* BEGIN INPUT RECORDS *
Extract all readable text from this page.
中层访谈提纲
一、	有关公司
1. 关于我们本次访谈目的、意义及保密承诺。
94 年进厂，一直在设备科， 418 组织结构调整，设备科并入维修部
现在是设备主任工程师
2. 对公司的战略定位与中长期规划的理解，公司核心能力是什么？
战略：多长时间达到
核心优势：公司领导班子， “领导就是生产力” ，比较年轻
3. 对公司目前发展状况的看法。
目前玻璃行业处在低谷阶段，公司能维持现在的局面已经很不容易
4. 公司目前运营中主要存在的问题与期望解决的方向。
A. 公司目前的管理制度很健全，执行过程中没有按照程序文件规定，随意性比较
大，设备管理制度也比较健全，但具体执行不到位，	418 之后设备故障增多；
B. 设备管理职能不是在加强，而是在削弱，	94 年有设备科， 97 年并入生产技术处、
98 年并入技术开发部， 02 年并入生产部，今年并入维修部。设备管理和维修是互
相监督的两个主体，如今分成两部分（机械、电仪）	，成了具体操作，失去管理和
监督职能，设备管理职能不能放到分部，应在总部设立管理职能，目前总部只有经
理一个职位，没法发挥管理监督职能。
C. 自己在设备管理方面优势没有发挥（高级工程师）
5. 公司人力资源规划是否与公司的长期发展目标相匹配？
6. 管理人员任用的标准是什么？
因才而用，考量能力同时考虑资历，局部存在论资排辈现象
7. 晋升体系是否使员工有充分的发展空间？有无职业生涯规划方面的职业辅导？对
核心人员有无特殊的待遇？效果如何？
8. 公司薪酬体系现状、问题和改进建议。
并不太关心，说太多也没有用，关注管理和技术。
* END INPUT RECORDS *
* BEGIN INPUT RECORDS *
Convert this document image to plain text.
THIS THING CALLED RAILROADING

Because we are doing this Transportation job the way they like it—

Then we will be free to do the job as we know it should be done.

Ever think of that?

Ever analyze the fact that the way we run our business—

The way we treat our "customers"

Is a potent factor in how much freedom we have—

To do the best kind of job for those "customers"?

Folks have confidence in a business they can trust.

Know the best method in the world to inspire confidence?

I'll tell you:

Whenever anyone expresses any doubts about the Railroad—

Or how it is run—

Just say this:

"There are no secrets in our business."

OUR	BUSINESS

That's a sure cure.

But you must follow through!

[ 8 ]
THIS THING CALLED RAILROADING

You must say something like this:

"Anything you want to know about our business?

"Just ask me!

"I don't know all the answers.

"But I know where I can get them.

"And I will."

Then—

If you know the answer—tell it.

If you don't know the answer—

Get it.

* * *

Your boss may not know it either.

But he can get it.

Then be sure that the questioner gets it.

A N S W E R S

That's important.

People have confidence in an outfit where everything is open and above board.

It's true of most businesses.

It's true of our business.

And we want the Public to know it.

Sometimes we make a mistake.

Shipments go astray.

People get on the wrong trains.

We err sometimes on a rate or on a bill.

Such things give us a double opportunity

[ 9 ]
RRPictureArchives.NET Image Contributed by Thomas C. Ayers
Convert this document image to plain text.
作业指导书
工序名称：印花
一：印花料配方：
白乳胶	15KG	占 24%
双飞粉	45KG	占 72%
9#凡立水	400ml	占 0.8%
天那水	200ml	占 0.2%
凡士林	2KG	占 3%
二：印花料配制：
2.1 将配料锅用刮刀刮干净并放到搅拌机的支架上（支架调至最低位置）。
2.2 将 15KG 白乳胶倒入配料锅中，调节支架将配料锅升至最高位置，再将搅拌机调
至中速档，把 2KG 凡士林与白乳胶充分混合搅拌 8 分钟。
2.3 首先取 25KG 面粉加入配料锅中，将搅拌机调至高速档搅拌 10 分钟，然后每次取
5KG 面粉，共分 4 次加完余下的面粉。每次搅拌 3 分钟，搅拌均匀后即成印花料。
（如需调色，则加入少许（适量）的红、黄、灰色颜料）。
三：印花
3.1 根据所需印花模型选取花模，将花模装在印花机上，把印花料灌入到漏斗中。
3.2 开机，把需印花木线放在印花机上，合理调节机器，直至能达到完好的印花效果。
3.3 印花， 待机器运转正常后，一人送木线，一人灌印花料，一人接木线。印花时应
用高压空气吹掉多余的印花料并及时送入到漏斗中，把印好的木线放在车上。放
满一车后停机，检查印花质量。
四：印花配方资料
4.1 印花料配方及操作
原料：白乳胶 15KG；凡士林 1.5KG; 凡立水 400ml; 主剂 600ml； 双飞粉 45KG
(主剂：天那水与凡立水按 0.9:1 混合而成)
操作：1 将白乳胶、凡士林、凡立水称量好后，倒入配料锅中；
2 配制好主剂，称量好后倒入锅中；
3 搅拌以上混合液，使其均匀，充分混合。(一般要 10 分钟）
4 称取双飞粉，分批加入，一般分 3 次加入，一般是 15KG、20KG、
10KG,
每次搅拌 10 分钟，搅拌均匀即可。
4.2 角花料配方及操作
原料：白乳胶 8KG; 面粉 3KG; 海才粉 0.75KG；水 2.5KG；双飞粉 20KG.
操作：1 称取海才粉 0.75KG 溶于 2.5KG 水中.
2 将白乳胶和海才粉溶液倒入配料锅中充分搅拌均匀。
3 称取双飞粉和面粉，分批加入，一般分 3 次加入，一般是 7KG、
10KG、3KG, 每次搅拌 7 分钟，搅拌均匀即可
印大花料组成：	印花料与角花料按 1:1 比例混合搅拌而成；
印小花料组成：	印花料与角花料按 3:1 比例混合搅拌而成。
* END INPUT RECORDS *
PROBLEM REQUIREMENTS | Copy every line of the material in which the word "true" occurs.

WRITTEN SOLUTION |
It's true of most businesses.
It's true of our business.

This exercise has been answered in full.